Leave out every picture, then transcribe the rest of the listing exactly.

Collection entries
····················

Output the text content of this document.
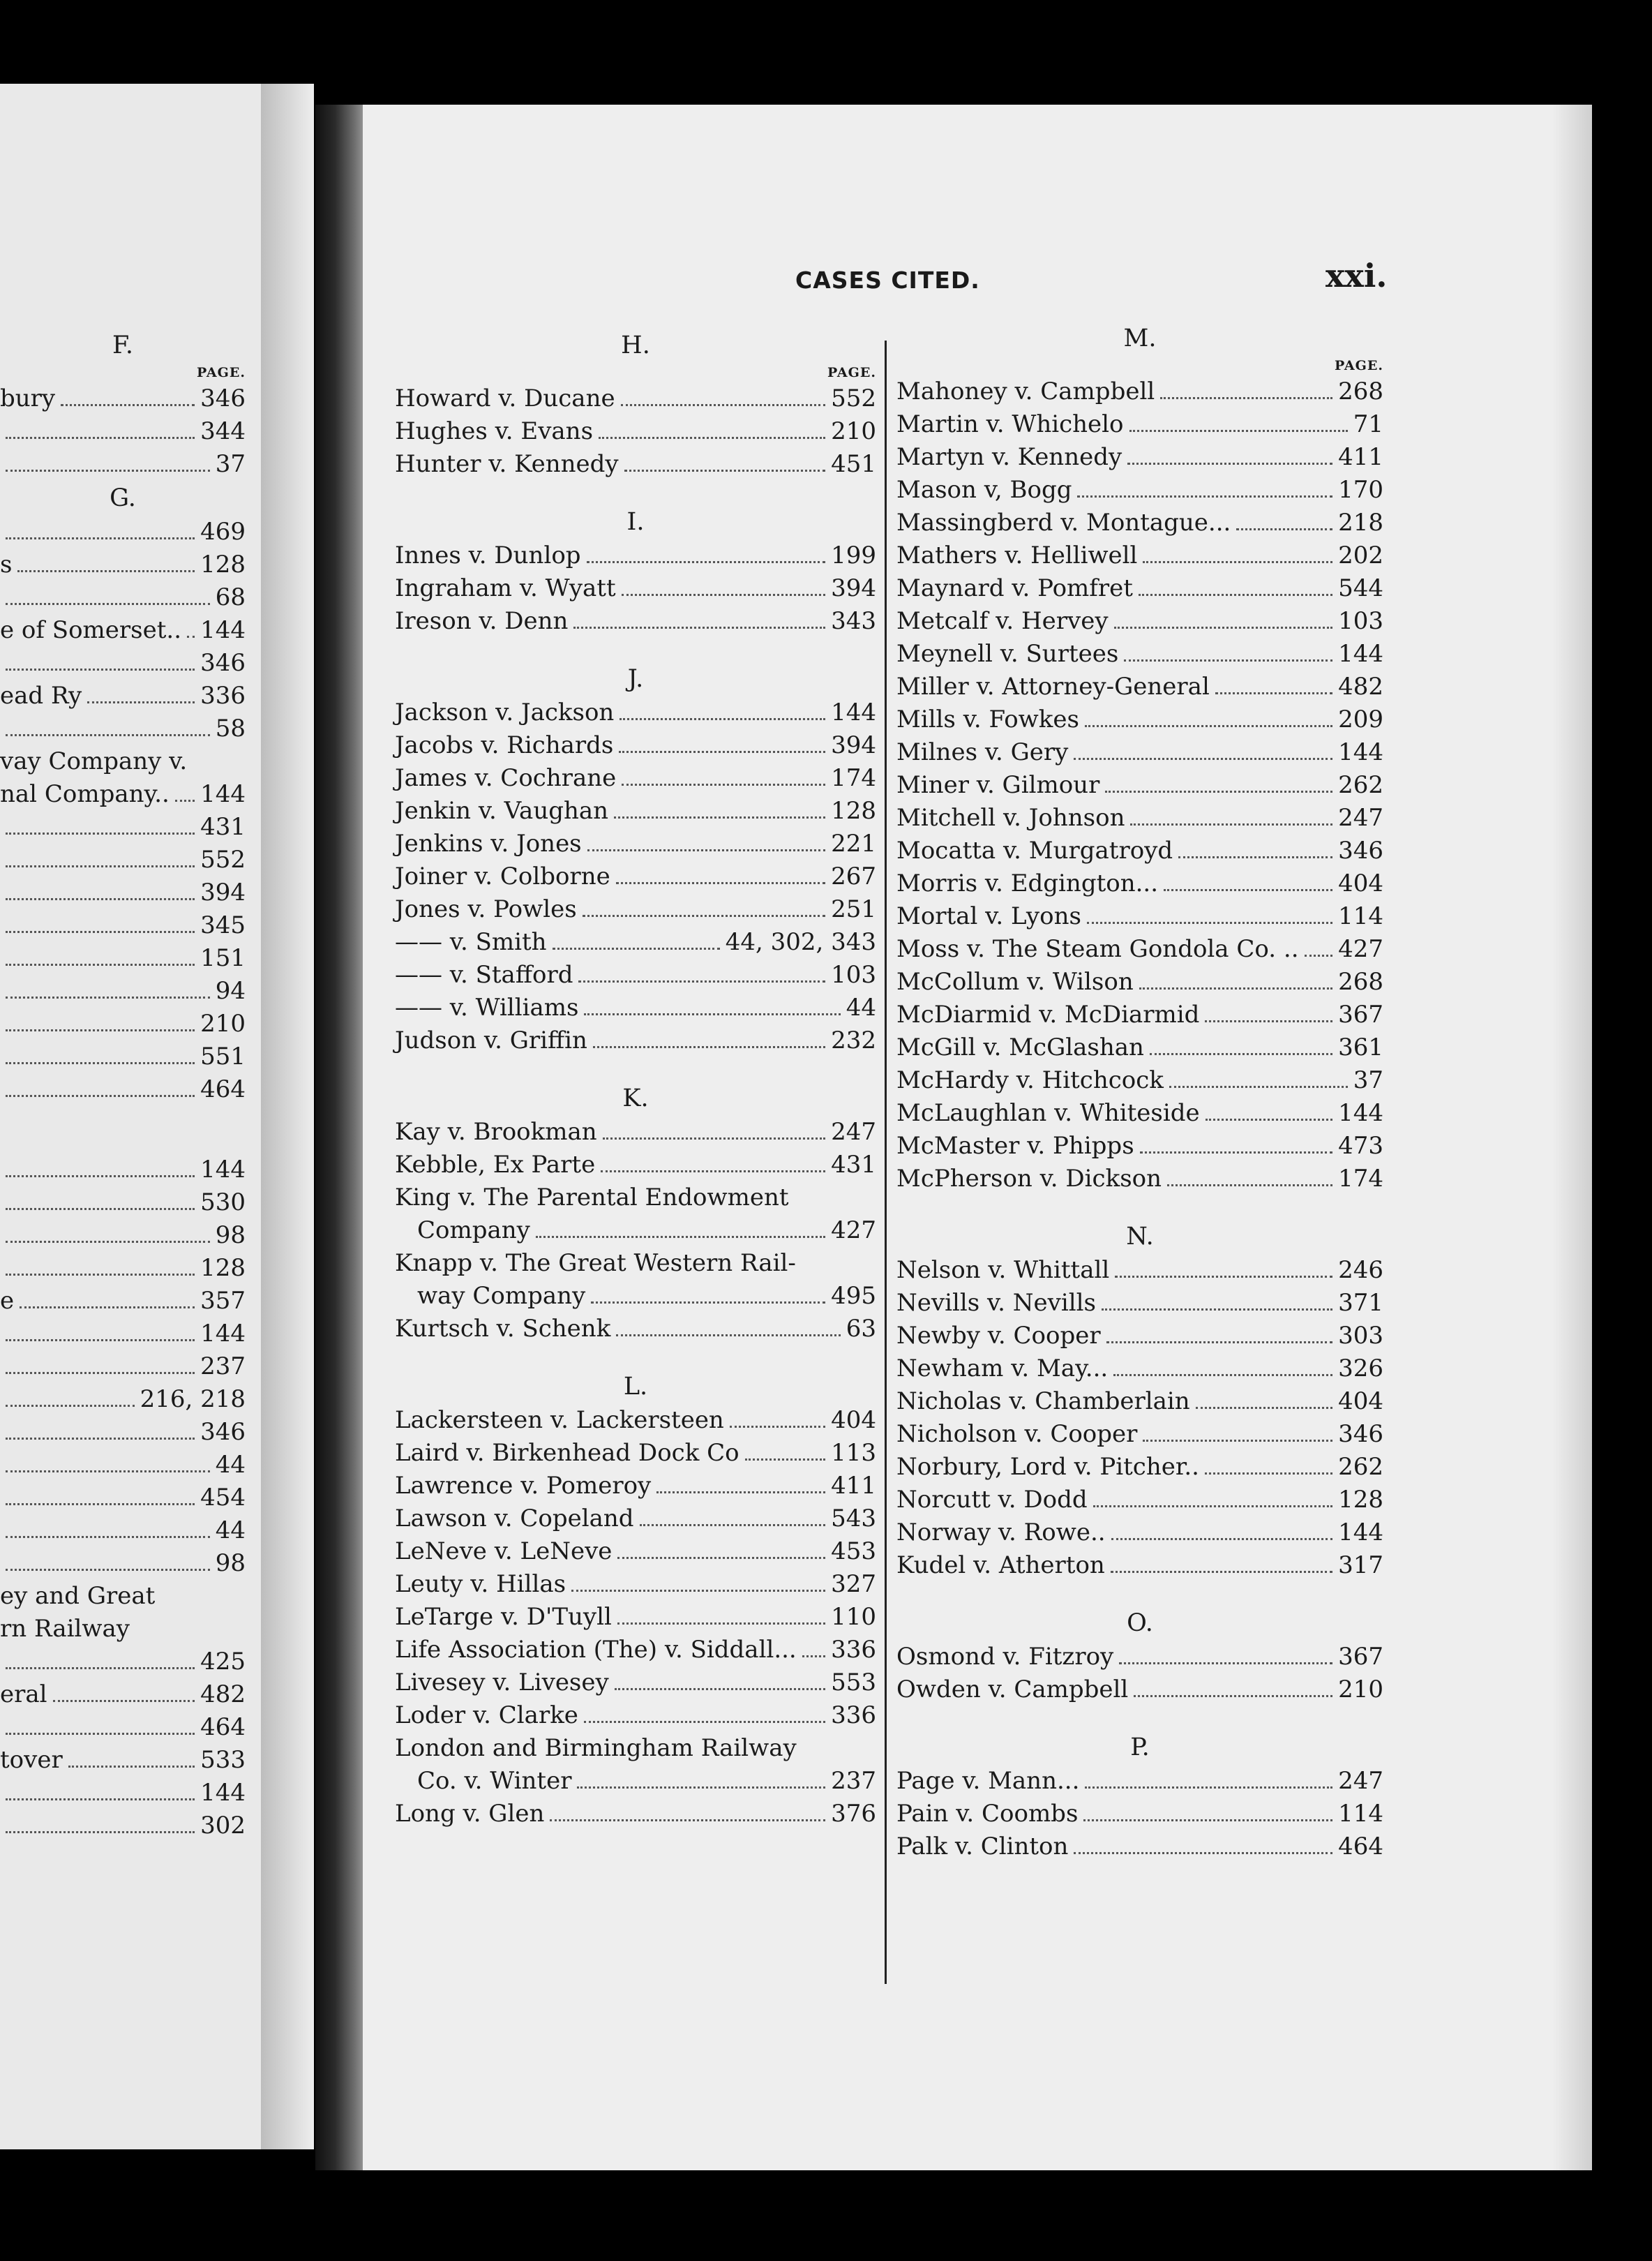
F.
PAGE.
bury	346
344
37
G.
469
s	128
68
e of Somerset.. 144
346
ead Ry	336
58
vay Company v.
nal Company.. 144
431
552
394
345
151
94
210
551
464
144
530
98
128
e	357
144
237
216, 218
346
44
454
44
98
ey and Great
rn Railway
425
eral	482
464
tover	533
144
302
CASES CITED.	xxi.
H.
PAGE.
Howard v. Ducane	552
Hughes v. Evans	210
Hunter v. Kennedy	451
I.
Innes v. Dunlop	199
Ingraham v. Wyatt	394
Ireson v. Denn	343
J.
Jackson v. Jackson	144
Jacobs v. Richards	394
James v. Cochrane	174
Jenkin v. Vaughan	128
Jenkins v. Jones	221
Joiner v. Colborne	267
Jones v. Powles	251
—— v. Smith	44, 302, 343
—— v. Stafford	103
—— v. Williams	44
Judson v. Griffin	232
K.
Kay v. Brookman	247
Kebble, Ex Parte	431
King v. The Parental Endowment
Company	427
Knapp v. The Great Western Rail-
way Company	495
Kurtsch v. Schenk	63
L.
Lackersteen v. Lackersteen	404
Laird v. Birkenhead Dock Co	113
Lawrence v. Pomeroy	411
Lawson v. Copeland	543
LeNeve v. LeNeve	453
Leuty v. Hillas	327
LeTarge v. D'Tuyll	110
Life Association (The) v. Siddall... 336
Livesey v. Livesey	553
Loder v. Clarke	336
London and Birmingham Railway
Co. v. Winter	237
Long v. Glen	376
M.
PAGE.
Mahoney v. Campbell	268
Martin v. Whichelo	71
Martyn v. Kennedy	411
Mason v, Bogg	170
Massingberd v. Montague...	218
Mathers v. Helliwell	202
Maynard v. Pomfret	544
Metcalf v. Hervey	103
Meynell v. Surtees	144
Miller v. Attorney-General	482
Mills v. Fowkes	209
Milnes v. Gery	144
Miner v. Gilmour	262
Mitchell v. Johnson	247
Mocatta v. Murgatroyd	346
Morris v. Edgington...	404
Mortal v. Lyons	114
Moss v. The Steam Gondola Co. .. 427
McCollum v. Wilson	268
McDiarmid v. McDiarmid	367
McGill v. McGlashan	361
McHardy v. Hitchcock	37
McLaughlan v. Whiteside	144
McMaster v. Phipps	473
McPherson v. Dickson	174
N.
Nelson v. Whittall	246
Nevills v. Nevills	371
Newby v. Cooper	303
Newham v. May...	326
Nicholas v. Chamberlain	404
Nicholson v. Cooper	346
Norbury, Lord v. Pitcher..	262
Norcutt v. Dodd	128
Norway v. Rowe..	144
Kudel v. Atherton	317
O.
Osmond v. Fitzroy	367
Owden v. Campbell	210
P.
Page v. Mann...	247
Pain v. Coombs	114
Palk v. Clinton	464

····················

- [THE SOLUTION]:
Output the text content of this document.
F.
PAGE.
bury	346
344
37
G.
469
s	128
68
e of Somerset.. 144
346
ead Ry	336
58
vay Company v.
nal Company.. 144
431
552
394
345
151
94
210
551
464
144
530
98
128
e	357
144
237
216, 218
346
44
454
44
98
ey and Great
rn Railway
425
eral	482
464
tover	533
144
302
CASES CITED.	xxi.
H.
PAGE.
Howard v. Ducane	552
Hughes v. Evans	210
Hunter v. Kennedy	451
I.
Innes v. Dunlop	199
Ingraham v. Wyatt	394
Ireson v. Denn	343
J.
Jackson v. Jackson	144
Jacobs v. Richards	394
James v. Cochrane	174
Jenkin v. Vaughan	128
Jenkins v. Jones	221
Joiner v. Colborne	267
Jones v. Powles	251
—— v. Smith	44, 302, 343
—— v. Stafford	103
—— v. Williams	44
Judson v. Griffin	232
K.
Kay v. Brookman	247
Kebble, Ex Parte	431
King v. The Parental Endowment
Company	427
Knapp v. The Great Western Rail-
way Company	495
Kurtsch v. Schenk	63
L.
Lackersteen v. Lackersteen	404
Laird v. Birkenhead Dock Co	113
Lawrence v. Pomeroy	411
Lawson v. Copeland	543
LeNeve v. LeNeve	453
Leuty v. Hillas	327
LeTarge v. D'Tuyll	110
Life Association (The) v. Siddall... 336
Livesey v. Livesey	553
Loder v. Clarke	336
London and Birmingham Railway
Co. v. Winter	237
Long v. Glen	376
M.
PAGE.
Mahoney v. Campbell	268
Martin v. Whichelo	71
Martyn v. Kennedy	411
Mason v, Bogg	170
Massingberd v. Montague...	218
Mathers v. Helliwell	202
Maynard v. Pomfret	544
Metcalf v. Hervey	103
Meynell v. Surtees	144
Miller v. Attorney-General	482
Mills v. Fowkes	209
Milnes v. Gery	144
Miner v. Gilmour	262
Mitchell v. Johnson	247
Mocatta v. Murgatroyd	346
Morris v. Edgington...	404
Mortal v. Lyons	114
Moss v. The Steam Gondola Co. .. 427
McCollum v. Wilson	268
McDiarmid v. McDiarmid	367
McGill v. McGlashan	361
McHardy v. Hitchcock	37
McLaughlan v. Whiteside	144
McMaster v. Phipps	473
McPherson v. Dickson	174
N.
Nelson v. Whittall	246
Nevills v. Nevills	371
Newby v. Cooper	303
Newham v. May...	326
Nicholas v. Chamberlain	404
Nicholson v. Cooper	346
Norbury, Lord v. Pitcher..	262
Norcutt v. Dodd	128
Norway v. Rowe..	144
Kudel v. Atherton	317
O.
Osmond v. Fitzroy	367
Owden v. Campbell	210
P.
Page v. Mann...	247
Pain v. Coombs	114
Palk v. Clinton	464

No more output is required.